* [EXERCISE]:
Pull out every line below that contains the string "tick", with case counting.

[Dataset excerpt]
(begin)
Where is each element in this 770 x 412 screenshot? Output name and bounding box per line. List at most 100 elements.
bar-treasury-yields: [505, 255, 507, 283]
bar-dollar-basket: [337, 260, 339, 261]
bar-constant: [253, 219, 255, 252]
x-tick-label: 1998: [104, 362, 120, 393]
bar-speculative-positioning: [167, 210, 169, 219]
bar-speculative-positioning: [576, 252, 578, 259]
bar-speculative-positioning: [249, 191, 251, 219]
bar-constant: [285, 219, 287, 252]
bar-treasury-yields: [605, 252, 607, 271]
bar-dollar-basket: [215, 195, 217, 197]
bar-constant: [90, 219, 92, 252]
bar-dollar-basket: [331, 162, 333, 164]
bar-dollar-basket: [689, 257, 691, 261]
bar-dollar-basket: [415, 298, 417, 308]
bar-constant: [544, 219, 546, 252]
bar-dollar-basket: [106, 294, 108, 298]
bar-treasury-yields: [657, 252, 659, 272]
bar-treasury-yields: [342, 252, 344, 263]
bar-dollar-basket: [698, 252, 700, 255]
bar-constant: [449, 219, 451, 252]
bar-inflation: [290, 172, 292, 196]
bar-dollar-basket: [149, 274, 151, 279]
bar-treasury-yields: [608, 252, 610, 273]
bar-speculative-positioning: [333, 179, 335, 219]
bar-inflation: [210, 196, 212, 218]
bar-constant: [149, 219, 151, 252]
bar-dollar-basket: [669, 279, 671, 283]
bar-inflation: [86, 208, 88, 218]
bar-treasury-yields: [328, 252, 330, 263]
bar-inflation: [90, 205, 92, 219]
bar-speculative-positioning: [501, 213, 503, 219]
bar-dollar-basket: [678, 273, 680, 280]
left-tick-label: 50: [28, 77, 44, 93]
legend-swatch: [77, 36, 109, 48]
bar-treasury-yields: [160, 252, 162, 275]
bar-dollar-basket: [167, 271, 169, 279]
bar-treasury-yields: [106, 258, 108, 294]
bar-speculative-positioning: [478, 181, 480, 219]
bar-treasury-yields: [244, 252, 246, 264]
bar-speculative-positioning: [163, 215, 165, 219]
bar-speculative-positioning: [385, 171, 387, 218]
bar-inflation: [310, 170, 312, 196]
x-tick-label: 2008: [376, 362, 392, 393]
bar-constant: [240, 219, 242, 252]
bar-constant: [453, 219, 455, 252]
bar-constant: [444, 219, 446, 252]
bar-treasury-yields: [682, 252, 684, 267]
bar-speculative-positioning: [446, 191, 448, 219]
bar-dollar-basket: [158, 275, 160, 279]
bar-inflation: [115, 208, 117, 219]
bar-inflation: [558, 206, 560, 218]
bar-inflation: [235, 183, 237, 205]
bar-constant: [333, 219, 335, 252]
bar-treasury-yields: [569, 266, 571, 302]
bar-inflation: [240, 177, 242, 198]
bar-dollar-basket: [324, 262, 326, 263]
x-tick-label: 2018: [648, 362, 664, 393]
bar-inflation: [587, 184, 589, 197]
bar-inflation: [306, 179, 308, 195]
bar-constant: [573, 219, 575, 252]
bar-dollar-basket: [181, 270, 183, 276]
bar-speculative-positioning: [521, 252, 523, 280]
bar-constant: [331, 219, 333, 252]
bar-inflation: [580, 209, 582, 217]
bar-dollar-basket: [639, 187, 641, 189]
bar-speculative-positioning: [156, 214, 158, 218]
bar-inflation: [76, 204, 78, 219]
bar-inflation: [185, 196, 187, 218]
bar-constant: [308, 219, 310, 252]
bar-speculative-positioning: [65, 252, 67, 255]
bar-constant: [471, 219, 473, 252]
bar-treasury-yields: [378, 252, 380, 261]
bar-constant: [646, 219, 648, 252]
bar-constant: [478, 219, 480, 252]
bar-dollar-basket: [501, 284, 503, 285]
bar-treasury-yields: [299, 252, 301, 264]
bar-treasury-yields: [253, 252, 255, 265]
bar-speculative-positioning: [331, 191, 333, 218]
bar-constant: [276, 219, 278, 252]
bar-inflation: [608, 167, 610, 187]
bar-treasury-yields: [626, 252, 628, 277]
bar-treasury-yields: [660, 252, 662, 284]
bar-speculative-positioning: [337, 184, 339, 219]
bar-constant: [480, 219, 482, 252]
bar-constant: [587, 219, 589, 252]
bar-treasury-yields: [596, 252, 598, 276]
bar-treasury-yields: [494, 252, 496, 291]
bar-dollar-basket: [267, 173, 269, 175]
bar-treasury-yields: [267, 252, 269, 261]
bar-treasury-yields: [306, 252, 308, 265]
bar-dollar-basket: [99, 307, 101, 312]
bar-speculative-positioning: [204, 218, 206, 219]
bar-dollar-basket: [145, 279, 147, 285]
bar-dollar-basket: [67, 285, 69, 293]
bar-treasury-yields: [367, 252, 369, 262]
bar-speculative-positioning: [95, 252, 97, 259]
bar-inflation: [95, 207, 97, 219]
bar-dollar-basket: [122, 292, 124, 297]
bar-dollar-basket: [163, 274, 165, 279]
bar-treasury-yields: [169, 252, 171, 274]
(end)
* [EXERCISE ANSWER]:
x-tick-label: 1998: [104, 362, 120, 393]
left-tick-label: 50: [28, 77, 44, 93]
x-tick-label: 2008: [376, 362, 392, 393]
x-tick-label: 2018: [648, 362, 664, 393]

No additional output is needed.